▸ Saved entries:
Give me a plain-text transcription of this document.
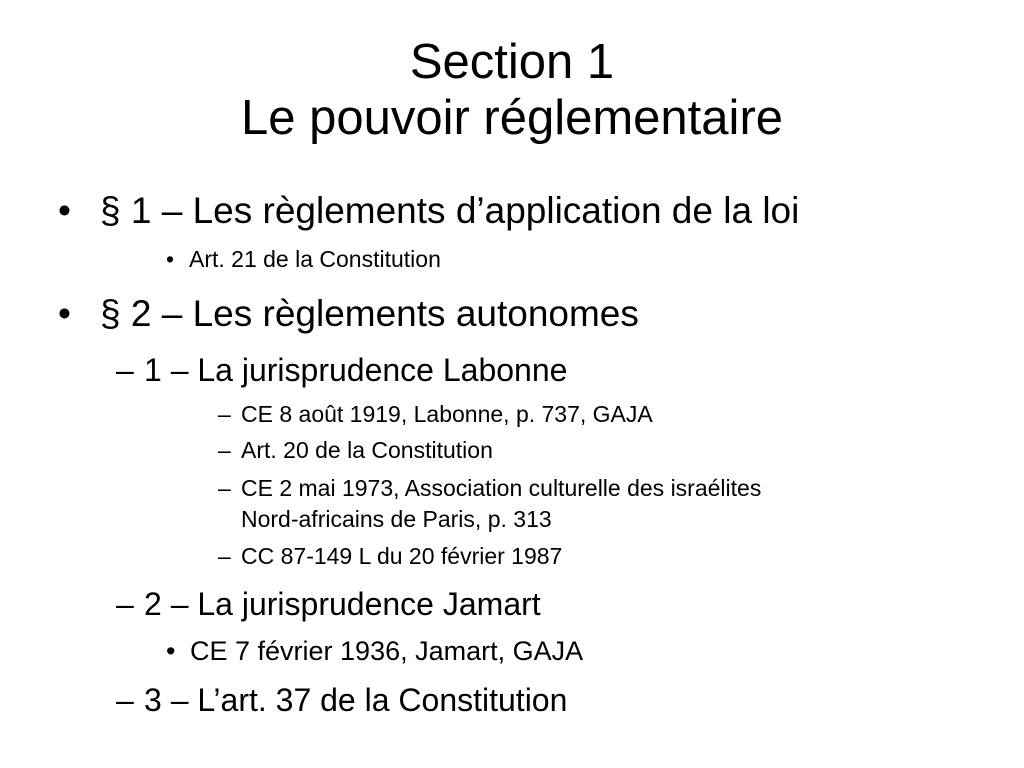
Section 1
Le pouvoir réglementaire
• § 1 – Les règlements d’application de la loi
• Art. 21 de la Constitution
• § 2 – Les règlements autonomes
– 1 – La jurisprudence Labonne
– CE 8 août 1919, Labonne, p. 737, GAJA
– Art. 20 de la Constitution
– CE 2 mai 1973, Association culturelle des israélites
Nord-africains de Paris, p. 313
– CC 87-149 L du 20 février 1987
– 2 – La jurisprudence Jamart
• CE 7 février 1936, Jamart, GAJA
– 3 – L’art. 37 de la Constitution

▸ Job: Omit the pictures, and quote the material above exactly as given.

▸ Exercise output:
Give me a plain-text transcription of this document.
Section 1
Le pouvoir réglementaire
• § 1 – Les règlements d’application de la loi
• Art. 21 de la Constitution
• § 2 – Les règlements autonomes
– 1 – La jurisprudence Labonne
– CE 8 août 1919, Labonne, p. 737, GAJA
– Art. 20 de la Constitution
– CE 2 mai 1973, Association culturelle des israélites
Nord-africains de Paris, p. 313
– CC 87-149 L du 20 février 1987
– 2 – La jurisprudence Jamart
• CE 7 février 1936, Jamart, GAJA
– 3 – L’art. 37 de la Constitution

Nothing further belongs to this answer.